Every line holding the word "label" counts once. Give the total, nothing more.

**ENTRIES SUPPLIED**
——

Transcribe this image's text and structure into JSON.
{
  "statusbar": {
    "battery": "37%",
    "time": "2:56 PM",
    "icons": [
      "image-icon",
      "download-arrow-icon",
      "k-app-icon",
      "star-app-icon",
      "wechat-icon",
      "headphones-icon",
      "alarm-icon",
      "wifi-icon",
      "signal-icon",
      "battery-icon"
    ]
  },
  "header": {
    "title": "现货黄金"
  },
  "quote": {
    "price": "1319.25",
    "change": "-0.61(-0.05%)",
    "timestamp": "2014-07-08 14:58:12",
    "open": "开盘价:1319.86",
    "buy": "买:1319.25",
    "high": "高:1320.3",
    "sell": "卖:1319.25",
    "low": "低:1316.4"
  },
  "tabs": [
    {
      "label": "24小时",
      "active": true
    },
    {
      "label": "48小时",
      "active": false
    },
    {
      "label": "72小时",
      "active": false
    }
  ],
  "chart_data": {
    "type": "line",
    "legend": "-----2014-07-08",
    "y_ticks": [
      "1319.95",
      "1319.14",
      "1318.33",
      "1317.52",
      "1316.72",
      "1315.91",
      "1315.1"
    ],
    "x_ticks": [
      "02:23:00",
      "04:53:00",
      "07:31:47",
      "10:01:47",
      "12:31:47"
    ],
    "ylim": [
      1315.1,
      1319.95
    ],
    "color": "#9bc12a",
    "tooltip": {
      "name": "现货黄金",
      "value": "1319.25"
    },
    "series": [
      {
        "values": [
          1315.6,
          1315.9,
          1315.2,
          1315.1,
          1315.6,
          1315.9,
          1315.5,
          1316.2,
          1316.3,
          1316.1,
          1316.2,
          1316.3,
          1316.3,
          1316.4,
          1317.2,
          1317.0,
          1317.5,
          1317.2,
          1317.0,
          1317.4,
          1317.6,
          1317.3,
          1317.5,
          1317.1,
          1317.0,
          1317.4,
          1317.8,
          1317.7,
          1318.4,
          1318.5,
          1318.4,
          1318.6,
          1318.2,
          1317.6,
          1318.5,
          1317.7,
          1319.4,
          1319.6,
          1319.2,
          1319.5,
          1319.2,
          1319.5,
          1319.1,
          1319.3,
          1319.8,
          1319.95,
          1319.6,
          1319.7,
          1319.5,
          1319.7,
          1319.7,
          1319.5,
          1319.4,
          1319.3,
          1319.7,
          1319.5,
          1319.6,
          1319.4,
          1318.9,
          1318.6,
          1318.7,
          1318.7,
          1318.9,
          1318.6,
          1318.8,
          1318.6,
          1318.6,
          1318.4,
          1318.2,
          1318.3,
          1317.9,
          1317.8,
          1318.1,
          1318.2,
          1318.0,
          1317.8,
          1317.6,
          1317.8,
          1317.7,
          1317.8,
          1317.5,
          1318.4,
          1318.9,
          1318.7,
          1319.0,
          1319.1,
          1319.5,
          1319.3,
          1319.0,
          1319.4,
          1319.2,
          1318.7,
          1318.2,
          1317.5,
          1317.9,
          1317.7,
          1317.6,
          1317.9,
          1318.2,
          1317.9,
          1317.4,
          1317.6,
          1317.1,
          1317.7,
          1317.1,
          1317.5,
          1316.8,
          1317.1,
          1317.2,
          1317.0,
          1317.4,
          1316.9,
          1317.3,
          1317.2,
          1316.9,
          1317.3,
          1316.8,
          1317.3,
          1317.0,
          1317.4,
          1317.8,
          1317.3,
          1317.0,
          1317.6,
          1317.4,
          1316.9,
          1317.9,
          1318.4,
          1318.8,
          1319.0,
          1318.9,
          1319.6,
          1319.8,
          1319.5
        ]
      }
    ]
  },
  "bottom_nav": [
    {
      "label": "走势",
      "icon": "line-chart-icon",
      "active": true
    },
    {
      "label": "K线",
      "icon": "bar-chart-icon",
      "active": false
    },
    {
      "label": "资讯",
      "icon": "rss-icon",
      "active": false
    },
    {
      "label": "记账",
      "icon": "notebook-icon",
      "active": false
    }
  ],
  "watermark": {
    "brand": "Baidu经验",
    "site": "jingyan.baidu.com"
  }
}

——

**EXERCISE RESPONSE**
7